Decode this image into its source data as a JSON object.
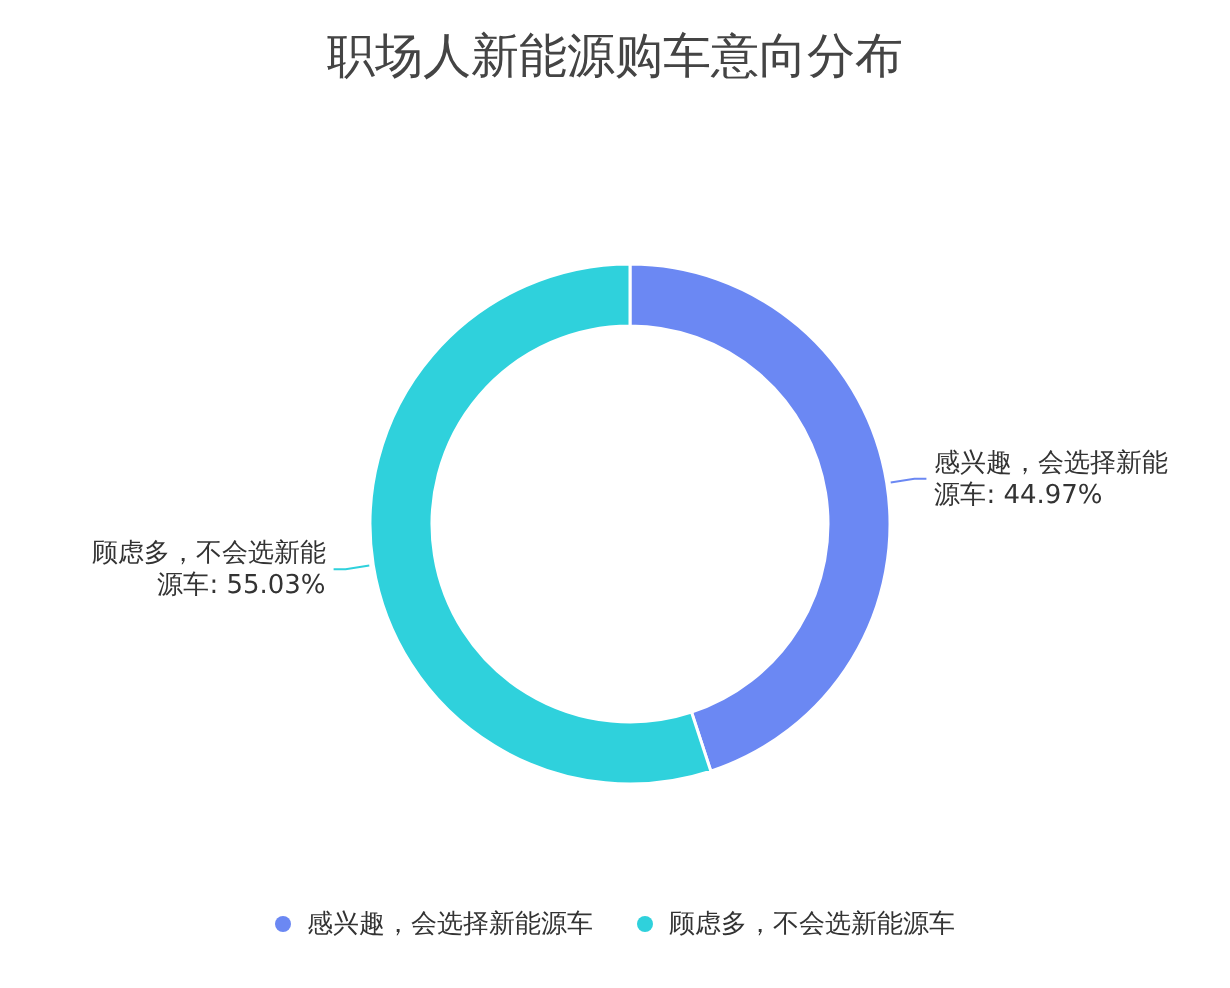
{
  "chart_data": {
    "type": "donut",
    "title": "职场人新能源购车意向分布",
    "categories": [
      "感兴趣，会选择新能源车",
      "顾虑多，不会选新能源车"
    ],
    "values": [
      44.97,
      55.03
    ],
    "colors": [
      "#6b88f3",
      "#2fd1dc"
    ],
    "value_labels": [
      "感兴趣，会选择新能源车: 44.97%",
      "顾虑多，不会选新能源车: 55.03%"
    ],
    "legend": "bottom"
  }
}
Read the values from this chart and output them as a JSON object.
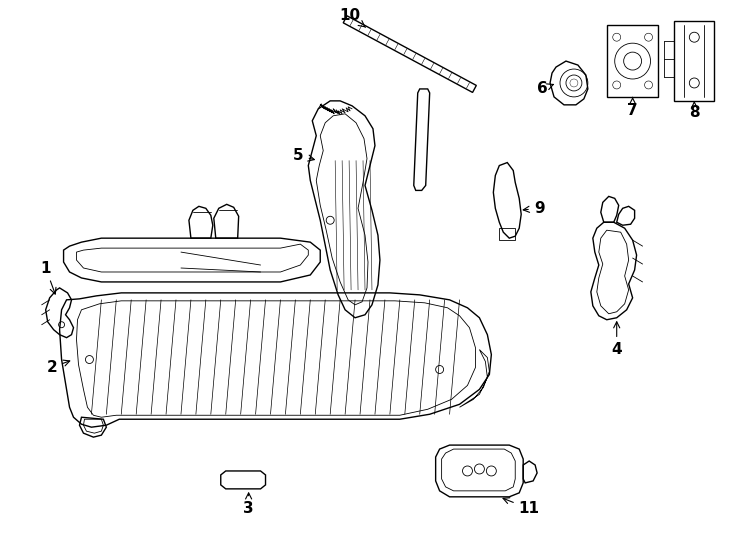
{
  "background_color": "#ffffff",
  "line_color": "#000000",
  "lw": 1.0,
  "tlw": 0.6,
  "fig_width": 7.34,
  "fig_height": 5.4,
  "dpi": 100
}
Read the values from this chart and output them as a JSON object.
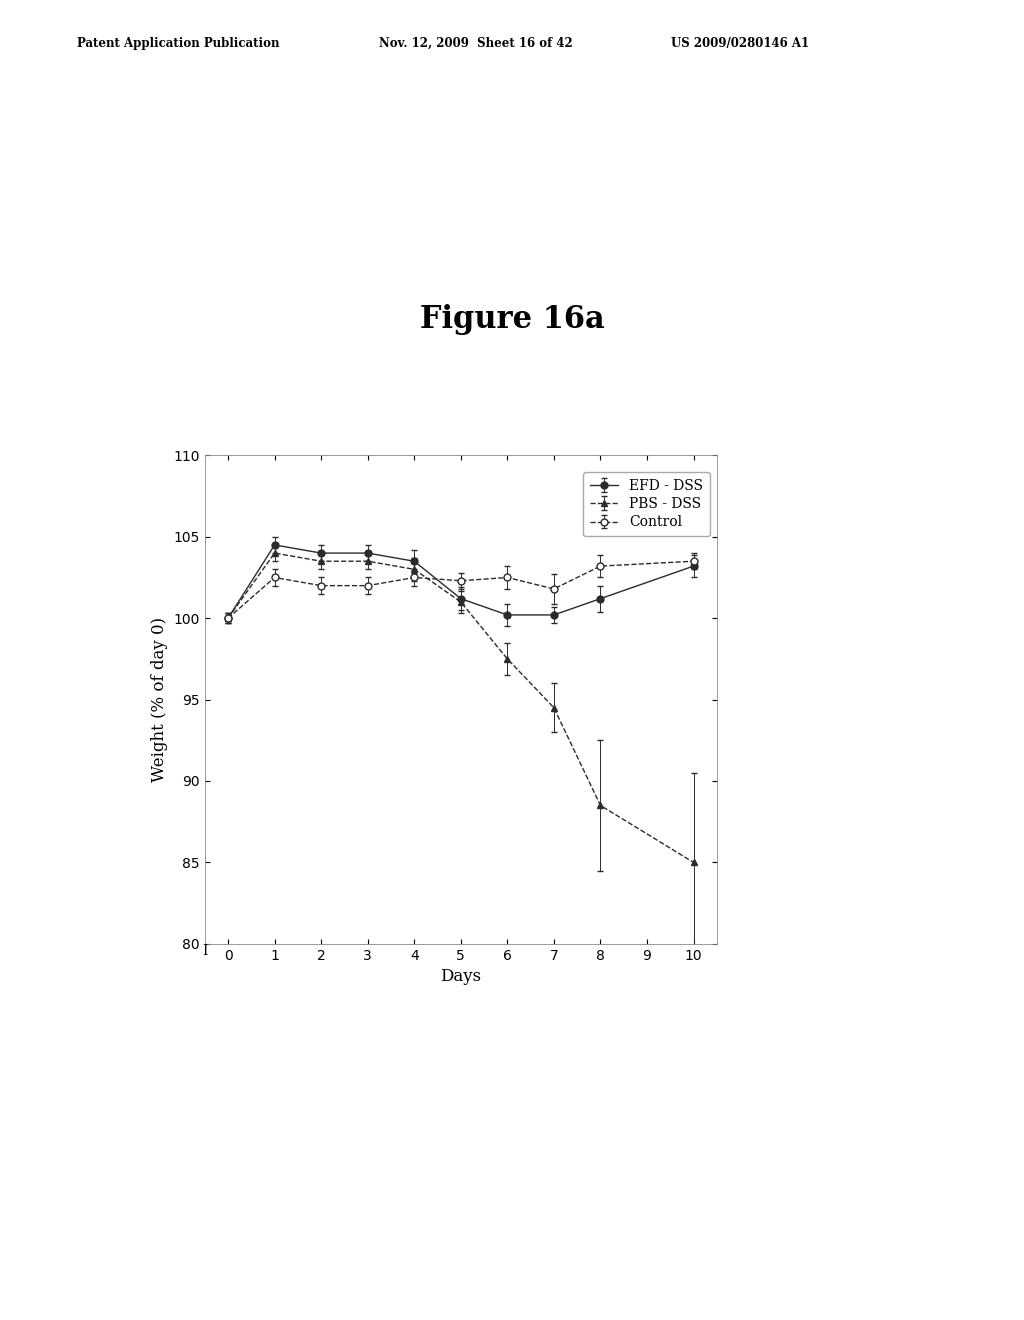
{
  "title": "Figure 16a",
  "header_left": "Patent Application Publication",
  "header_mid": "Nov. 12, 2009  Sheet 16 of 42",
  "header_right": "US 2009/0280146 A1",
  "xlabel": "Days",
  "ylabel": "Weight (% of day 0)",
  "ylim": [
    80,
    110
  ],
  "yticks": [
    80,
    85,
    90,
    95,
    100,
    105,
    110
  ],
  "xlim": [
    -0.5,
    10.5
  ],
  "xticks": [
    0,
    1,
    2,
    3,
    4,
    5,
    6,
    7,
    8,
    9,
    10
  ],
  "days": [
    0,
    1,
    2,
    3,
    4,
    5,
    6,
    7,
    8,
    10
  ],
  "efd_dss": [
    100,
    104.5,
    104.0,
    104.0,
    103.5,
    101.2,
    100.2,
    100.2,
    101.2,
    103.2
  ],
  "efd_dss_err": [
    0.3,
    0.5,
    0.5,
    0.5,
    0.7,
    0.7,
    0.7,
    0.5,
    0.8,
    0.7
  ],
  "pbs_dss": [
    100,
    104.0,
    103.5,
    103.5,
    103.0,
    101.0,
    97.5,
    94.5,
    88.5,
    85.0
  ],
  "pbs_dss_err": [
    0.3,
    0.5,
    0.5,
    0.5,
    0.7,
    0.7,
    1.0,
    1.5,
    4.0,
    5.5
  ],
  "control": [
    100,
    102.5,
    102.0,
    102.0,
    102.5,
    102.3,
    102.5,
    101.8,
    103.2,
    103.5
  ],
  "control_err": [
    0.3,
    0.5,
    0.5,
    0.5,
    0.5,
    0.5,
    0.7,
    0.9,
    0.7,
    0.5
  ],
  "legend_labels": [
    "EFD - DSS",
    "PBS - DSS",
    "Control"
  ],
  "line_color": "#2b2b2b",
  "background_color": "#ffffff",
  "title_fontsize": 22,
  "label_fontsize": 12,
  "tick_fontsize": 10,
  "legend_fontsize": 10,
  "header_fontsize": 8.5
}
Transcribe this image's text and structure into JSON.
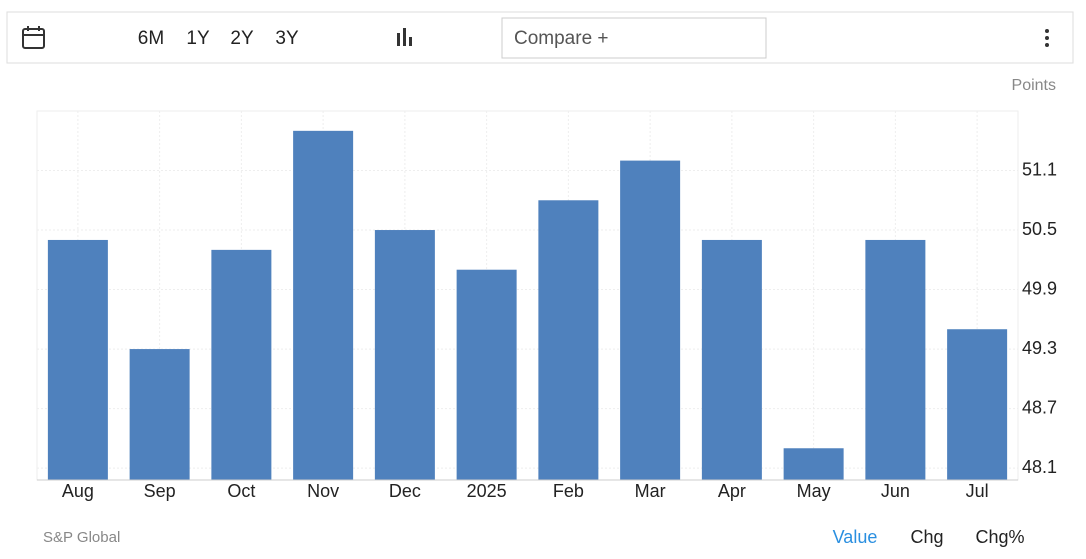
{
  "toolbar": {
    "ranges": [
      "6M",
      "1Y",
      "2Y",
      "3Y"
    ],
    "compare": "Compare +"
  },
  "chart_data": {
    "type": "bar",
    "unit": "Points",
    "categories": [
      "Aug",
      "Sep",
      "Oct",
      "Nov",
      "Dec",
      "2025",
      "Feb",
      "Mar",
      "Apr",
      "May",
      "Jun",
      "Jul"
    ],
    "values": [
      50.4,
      49.3,
      50.3,
      51.5,
      50.5,
      50.1,
      50.8,
      51.2,
      50.4,
      48.3,
      50.4,
      49.5
    ],
    "color": "#4f81bd",
    "ylim": [
      47.98,
      51.7
    ],
    "yticks": [
      48.1,
      48.7,
      49.3,
      49.9,
      50.5,
      51.1
    ],
    "grid": true,
    "source": "S&P Global"
  },
  "footer": {
    "tabs": [
      "Value",
      "Chg",
      "Chg%"
    ]
  }
}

□ □ □ □ □

### What is needed:
Repeat each entry exactly as it appears; skip any picture.

### Task response:
Decode this image into its source data as a JSON object.
{
  "chart_data": {
    "type": "donut",
    "title": "职场人新能源购车意向分布",
    "categories": [
      "感兴趣，会选择新能源车",
      "顾虑多，不会选新能源车"
    ],
    "values": [
      44.97,
      55.03
    ],
    "colors": [
      "#6b88f3",
      "#2fd1dc"
    ],
    "value_labels": [
      "感兴趣，会选择新能源车: 44.97%",
      "顾虑多，不会选新能源车: 55.03%"
    ],
    "legend": "bottom"
  }
}
Read the values from this chart and output them as a JSON object.
{
  "background_color": "#ffffff",
  "line_color": "#000000",
  "lw": 1.0,
  "tlw": 0.6,
  "fig_width": 7.34,
  "fig_height": 5.4,
  "dpi": 100
}
Read the values from this chart and output them as a JSON object.
{
  "title": "Figure 16a",
  "header_left": "Patent Application Publication",
  "header_mid": "Nov. 12, 2009  Sheet 16 of 42",
  "header_right": "US 2009/0280146 A1",
  "xlabel": "Days",
  "ylabel": "Weight (% of day 0)",
  "ylim": [
    80,
    110
  ],
  "yticks": [
    80,
    85,
    90,
    95,
    100,
    105,
    110
  ],
  "xlim": [
    -0.5,
    10.5
  ],
  "xticks": [
    0,
    1,
    2,
    3,
    4,
    5,
    6,
    7,
    8,
    9,
    10
  ],
  "days": [
    0,
    1,
    2,
    3,
    4,
    5,
    6,
    7,
    8,
    10
  ],
  "efd_dss": [
    100,
    104.5,
    104.0,
    104.0,
    103.5,
    101.2,
    100.2,
    100.2,
    101.2,
    103.2
  ],
  "efd_dss_err": [
    0.3,
    0.5,
    0.5,
    0.5,
    0.7,
    0.7,
    0.7,
    0.5,
    0.8,
    0.7
  ],
  "pbs_dss": [
    100,
    104.0,
    103.5,
    103.5,
    103.0,
    101.0,
    97.5,
    94.5,
    88.5,
    85.0
  ],
  "pbs_dss_err": [
    0.3,
    0.5,
    0.5,
    0.5,
    0.7,
    0.7,
    1.0,
    1.5,
    4.0,
    5.5
  ],
  "control": [
    100,
    102.5,
    102.0,
    102.0,
    102.5,
    102.3,
    102.5,
    101.8,
    103.2,
    103.5
  ],
  "control_err": [
    0.3,
    0.5,
    0.5,
    0.5,
    0.5,
    0.5,
    0.7,
    0.9,
    0.7,
    0.5
  ],
  "legend_labels": [
    "EFD - DSS",
    "PBS - DSS",
    "Control"
  ],
  "line_color": "#2b2b2b",
  "background_color": "#ffffff",
  "title_fontsize": 22,
  "label_fontsize": 12,
  "tick_fontsize": 10,
  "legend_fontsize": 10,
  "header_fontsize": 8.5
}
Transcribe this image's text and structure into JSON.
{
  "toolbar": {
    "ranges": [
      "6M",
      "1Y",
      "2Y",
      "3Y"
    ],
    "compare": "Compare +"
  },
  "chart_data": {
    "type": "bar",
    "unit": "Points",
    "categories": [
      "Aug",
      "Sep",
      "Oct",
      "Nov",
      "Dec",
      "2025",
      "Feb",
      "Mar",
      "Apr",
      "May",
      "Jun",
      "Jul"
    ],
    "values": [
      50.4,
      49.3,
      50.3,
      51.5,
      50.5,
      50.1,
      50.8,
      51.2,
      50.4,
      48.3,
      50.4,
      49.5
    ],
    "color": "#4f81bd",
    "ylim": [
      47.98,
      51.7
    ],
    "yticks": [
      48.1,
      48.7,
      49.3,
      49.9,
      50.5,
      51.1
    ],
    "grid": true,
    "source": "S&P Global"
  },
  "footer": {
    "tabs": [
      "Value",
      "Chg",
      "Chg%"
    ]
  }
}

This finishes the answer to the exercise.